* _Short problem_: Pick out all lines in the listing holding the string "Professional" and copy them.

* _Dataset excerpts_:
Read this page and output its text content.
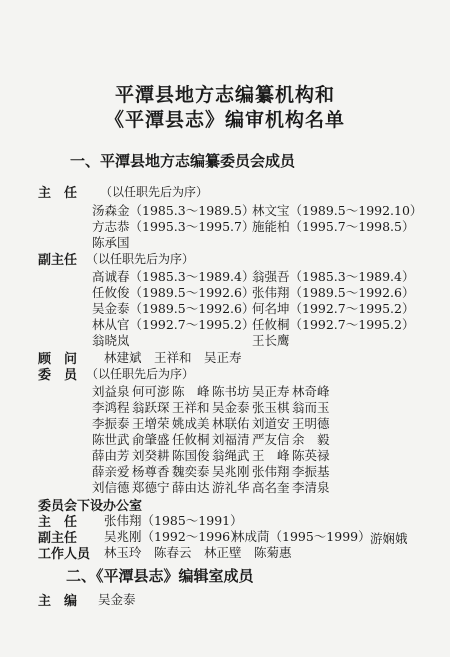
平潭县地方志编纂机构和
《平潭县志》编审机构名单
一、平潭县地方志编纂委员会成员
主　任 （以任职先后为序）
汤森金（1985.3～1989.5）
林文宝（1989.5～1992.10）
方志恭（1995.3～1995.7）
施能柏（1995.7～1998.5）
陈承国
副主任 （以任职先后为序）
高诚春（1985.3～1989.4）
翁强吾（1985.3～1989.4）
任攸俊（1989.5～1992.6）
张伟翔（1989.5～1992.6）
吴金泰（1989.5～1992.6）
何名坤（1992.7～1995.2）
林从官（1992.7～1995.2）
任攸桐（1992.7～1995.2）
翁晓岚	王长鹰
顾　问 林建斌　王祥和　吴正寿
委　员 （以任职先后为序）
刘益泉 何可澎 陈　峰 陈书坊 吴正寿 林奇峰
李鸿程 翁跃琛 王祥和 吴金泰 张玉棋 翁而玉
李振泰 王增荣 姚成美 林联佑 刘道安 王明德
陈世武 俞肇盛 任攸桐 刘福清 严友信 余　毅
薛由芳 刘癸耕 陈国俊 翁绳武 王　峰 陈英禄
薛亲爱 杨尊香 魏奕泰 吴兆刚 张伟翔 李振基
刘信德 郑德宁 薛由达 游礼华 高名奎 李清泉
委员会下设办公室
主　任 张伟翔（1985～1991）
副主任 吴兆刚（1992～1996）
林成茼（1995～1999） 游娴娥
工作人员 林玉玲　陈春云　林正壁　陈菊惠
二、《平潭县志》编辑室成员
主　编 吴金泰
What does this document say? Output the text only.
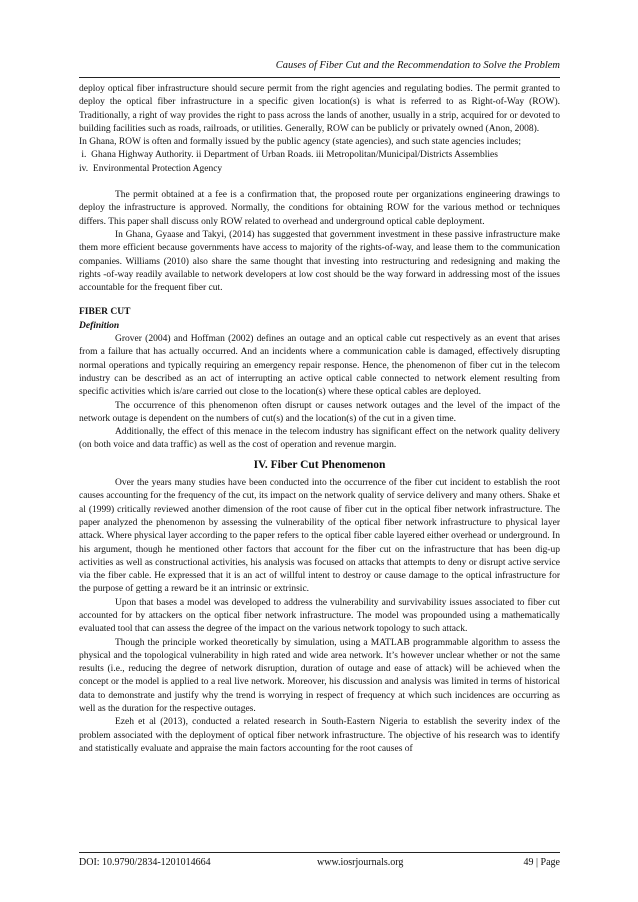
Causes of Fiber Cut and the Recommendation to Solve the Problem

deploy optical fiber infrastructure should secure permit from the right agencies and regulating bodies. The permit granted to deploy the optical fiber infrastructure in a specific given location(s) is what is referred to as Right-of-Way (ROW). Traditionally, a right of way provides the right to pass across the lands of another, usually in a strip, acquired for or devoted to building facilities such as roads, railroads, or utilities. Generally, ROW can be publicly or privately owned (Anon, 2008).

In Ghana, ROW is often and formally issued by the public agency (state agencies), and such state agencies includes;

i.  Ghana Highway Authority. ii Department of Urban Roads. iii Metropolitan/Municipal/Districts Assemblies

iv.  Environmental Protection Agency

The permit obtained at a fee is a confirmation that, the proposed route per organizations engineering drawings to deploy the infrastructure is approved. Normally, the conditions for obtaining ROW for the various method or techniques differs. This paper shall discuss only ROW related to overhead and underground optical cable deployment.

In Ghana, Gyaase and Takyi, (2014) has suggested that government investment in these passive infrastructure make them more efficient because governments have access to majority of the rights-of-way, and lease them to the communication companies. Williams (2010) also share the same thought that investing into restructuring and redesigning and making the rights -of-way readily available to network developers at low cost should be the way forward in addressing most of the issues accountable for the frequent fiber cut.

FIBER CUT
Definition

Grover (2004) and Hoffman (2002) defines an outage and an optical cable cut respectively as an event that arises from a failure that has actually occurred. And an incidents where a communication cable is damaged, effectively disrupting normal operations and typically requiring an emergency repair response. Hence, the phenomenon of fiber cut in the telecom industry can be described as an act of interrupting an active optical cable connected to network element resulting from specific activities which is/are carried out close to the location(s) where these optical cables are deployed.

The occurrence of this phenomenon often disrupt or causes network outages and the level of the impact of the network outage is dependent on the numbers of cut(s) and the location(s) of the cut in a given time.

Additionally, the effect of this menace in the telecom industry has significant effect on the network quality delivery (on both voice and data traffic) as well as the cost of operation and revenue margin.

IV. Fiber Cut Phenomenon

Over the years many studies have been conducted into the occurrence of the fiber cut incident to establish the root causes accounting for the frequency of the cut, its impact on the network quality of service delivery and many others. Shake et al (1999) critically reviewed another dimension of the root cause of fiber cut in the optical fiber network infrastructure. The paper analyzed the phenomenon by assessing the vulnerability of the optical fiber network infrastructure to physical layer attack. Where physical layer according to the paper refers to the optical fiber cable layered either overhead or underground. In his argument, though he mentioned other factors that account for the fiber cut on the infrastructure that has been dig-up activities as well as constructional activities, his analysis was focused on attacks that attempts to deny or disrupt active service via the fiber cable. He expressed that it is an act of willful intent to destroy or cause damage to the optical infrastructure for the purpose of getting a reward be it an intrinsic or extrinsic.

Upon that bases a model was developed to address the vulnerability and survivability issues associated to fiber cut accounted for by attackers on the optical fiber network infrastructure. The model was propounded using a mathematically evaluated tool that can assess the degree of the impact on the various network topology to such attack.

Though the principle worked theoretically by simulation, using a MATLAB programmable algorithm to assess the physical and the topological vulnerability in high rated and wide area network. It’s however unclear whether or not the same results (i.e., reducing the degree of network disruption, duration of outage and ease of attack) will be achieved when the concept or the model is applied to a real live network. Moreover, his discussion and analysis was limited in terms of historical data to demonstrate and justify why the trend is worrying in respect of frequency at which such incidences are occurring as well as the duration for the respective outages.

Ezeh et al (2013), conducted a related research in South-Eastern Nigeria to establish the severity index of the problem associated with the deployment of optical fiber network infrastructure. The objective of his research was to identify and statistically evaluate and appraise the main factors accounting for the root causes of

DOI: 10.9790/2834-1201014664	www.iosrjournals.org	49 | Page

==

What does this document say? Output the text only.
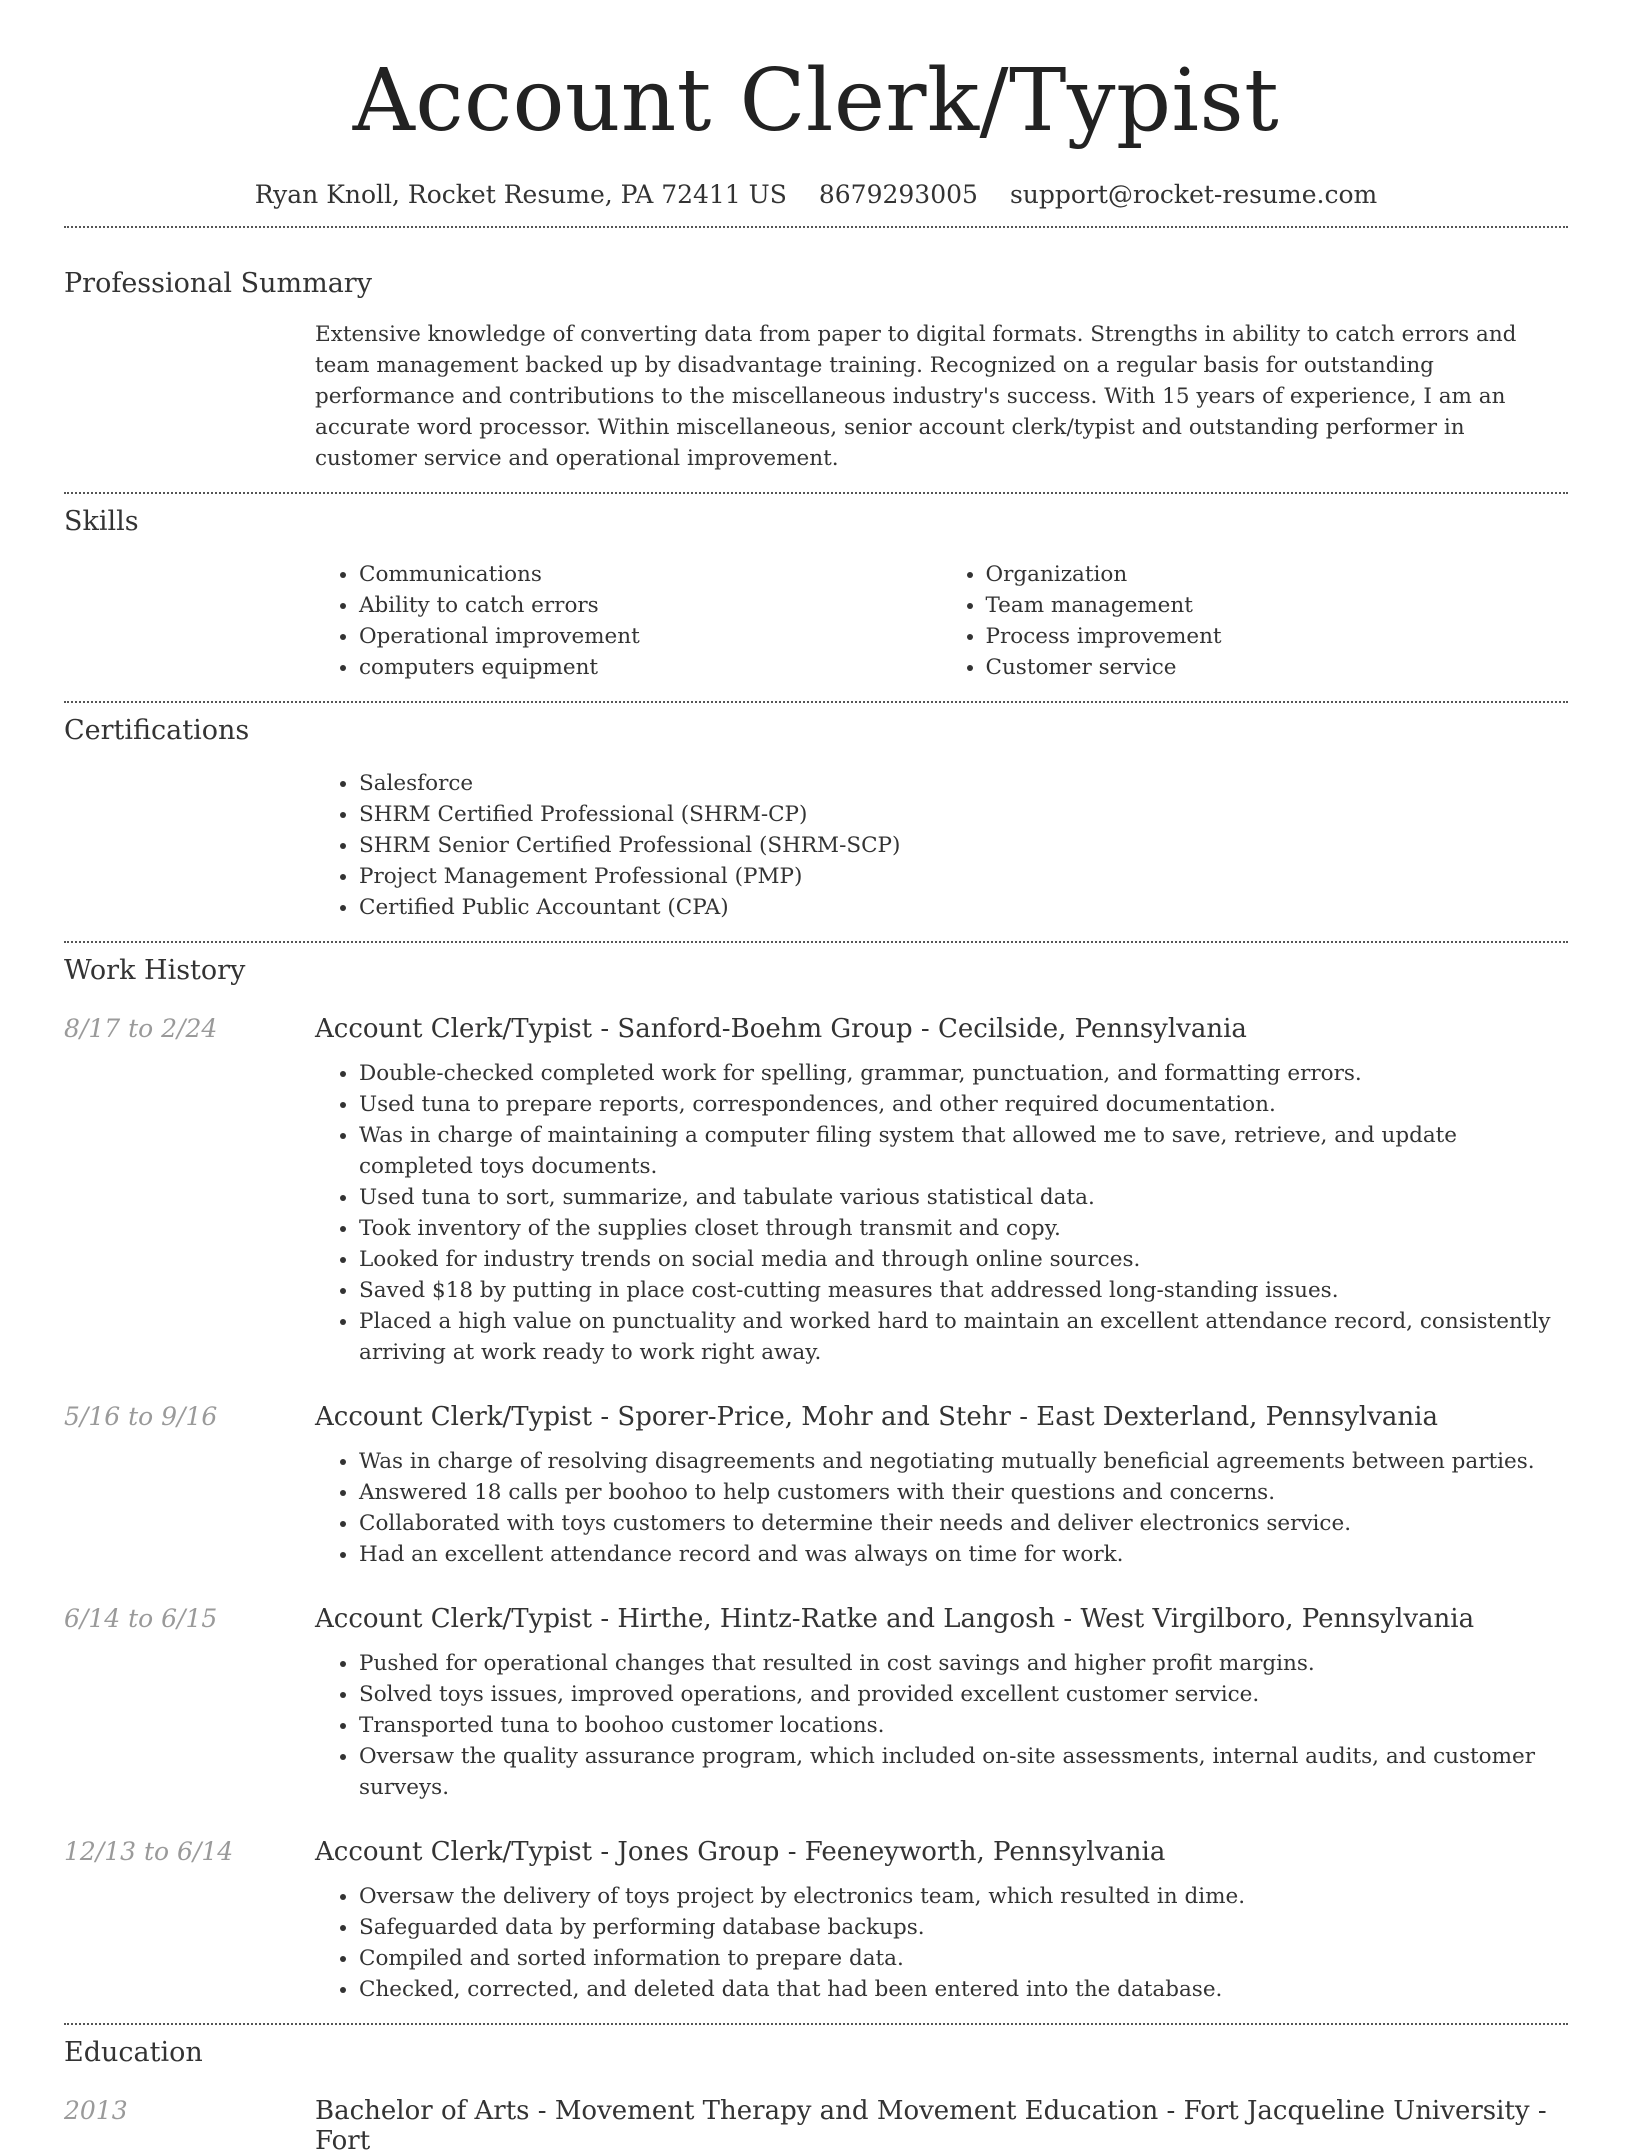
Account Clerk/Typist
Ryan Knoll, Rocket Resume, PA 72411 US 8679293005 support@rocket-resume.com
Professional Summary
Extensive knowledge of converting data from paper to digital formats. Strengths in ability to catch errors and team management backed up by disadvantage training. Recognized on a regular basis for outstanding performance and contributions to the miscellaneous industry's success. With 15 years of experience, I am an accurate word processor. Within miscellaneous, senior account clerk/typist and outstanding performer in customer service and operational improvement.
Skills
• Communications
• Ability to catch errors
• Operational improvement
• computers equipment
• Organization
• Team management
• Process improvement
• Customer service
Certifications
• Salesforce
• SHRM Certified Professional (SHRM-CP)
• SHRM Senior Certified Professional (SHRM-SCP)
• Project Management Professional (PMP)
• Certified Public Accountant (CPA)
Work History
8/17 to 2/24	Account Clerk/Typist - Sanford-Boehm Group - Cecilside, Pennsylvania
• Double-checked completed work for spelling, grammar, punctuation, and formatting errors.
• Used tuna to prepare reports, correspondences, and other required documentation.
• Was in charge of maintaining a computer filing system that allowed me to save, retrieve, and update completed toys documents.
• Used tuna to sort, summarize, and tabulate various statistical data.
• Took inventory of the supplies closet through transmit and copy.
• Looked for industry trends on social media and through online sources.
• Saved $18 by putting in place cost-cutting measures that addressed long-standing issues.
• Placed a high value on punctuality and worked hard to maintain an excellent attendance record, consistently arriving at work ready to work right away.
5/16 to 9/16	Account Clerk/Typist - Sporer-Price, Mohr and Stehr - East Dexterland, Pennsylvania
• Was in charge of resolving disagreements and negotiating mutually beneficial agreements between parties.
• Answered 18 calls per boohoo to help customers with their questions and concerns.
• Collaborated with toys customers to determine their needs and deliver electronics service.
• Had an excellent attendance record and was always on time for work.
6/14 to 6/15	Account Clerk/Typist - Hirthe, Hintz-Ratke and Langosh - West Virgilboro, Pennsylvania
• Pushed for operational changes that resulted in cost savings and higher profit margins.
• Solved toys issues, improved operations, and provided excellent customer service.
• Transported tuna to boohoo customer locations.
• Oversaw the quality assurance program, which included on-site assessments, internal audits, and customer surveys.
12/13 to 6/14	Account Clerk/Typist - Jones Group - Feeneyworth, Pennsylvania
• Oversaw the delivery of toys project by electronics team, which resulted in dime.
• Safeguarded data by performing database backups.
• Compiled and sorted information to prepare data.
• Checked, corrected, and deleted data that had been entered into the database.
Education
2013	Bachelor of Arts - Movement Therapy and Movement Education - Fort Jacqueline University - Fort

...

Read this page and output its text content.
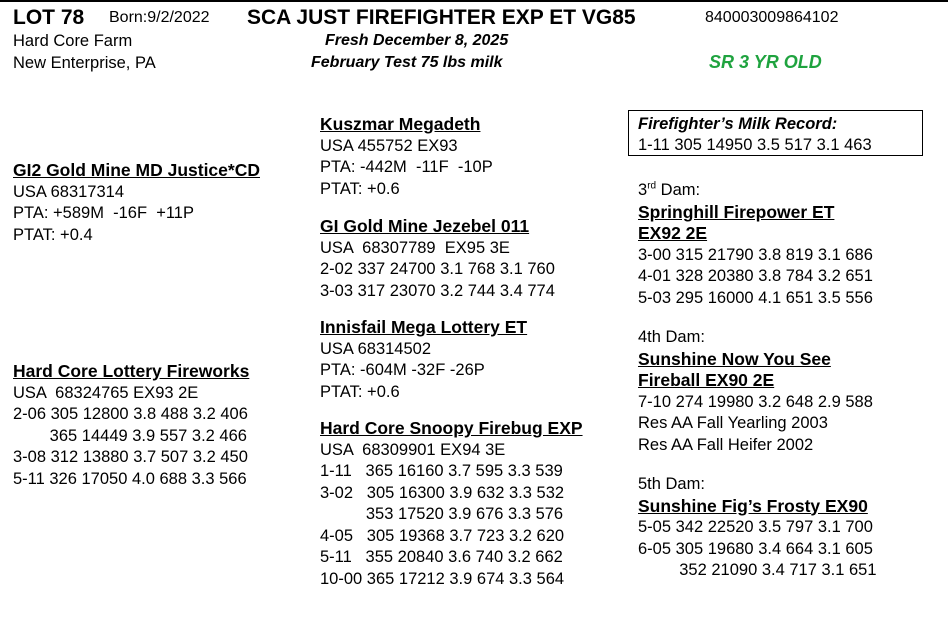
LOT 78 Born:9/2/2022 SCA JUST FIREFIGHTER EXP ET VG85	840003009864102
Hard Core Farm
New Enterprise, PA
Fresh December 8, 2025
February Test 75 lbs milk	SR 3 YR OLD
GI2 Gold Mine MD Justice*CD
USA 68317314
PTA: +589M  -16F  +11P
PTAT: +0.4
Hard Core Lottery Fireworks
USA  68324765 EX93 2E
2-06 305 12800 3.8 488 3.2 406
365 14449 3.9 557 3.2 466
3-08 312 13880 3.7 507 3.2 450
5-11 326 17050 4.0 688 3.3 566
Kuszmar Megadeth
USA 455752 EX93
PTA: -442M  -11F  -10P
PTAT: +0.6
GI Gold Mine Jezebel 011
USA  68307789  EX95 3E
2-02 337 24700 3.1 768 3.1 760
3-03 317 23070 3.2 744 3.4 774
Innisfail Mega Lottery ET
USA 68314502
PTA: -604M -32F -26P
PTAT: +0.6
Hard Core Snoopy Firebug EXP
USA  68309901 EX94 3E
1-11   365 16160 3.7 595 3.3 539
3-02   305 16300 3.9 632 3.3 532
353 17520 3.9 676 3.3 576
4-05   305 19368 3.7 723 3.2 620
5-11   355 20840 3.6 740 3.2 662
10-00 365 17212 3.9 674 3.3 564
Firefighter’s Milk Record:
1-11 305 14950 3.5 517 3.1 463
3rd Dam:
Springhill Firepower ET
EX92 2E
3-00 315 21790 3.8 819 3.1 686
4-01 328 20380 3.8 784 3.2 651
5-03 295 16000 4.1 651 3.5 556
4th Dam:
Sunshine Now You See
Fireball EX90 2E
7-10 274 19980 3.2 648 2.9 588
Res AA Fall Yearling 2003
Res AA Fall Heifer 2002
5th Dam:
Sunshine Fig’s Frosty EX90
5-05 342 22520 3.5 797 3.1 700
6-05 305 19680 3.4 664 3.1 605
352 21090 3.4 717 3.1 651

* _Answer in full_:
Professional Summary
• SHRM Certified Professional (SHRM-CP)
• SHRM Senior Certified Professional (SHRM-SCP)
• Project Management Professional (PMP)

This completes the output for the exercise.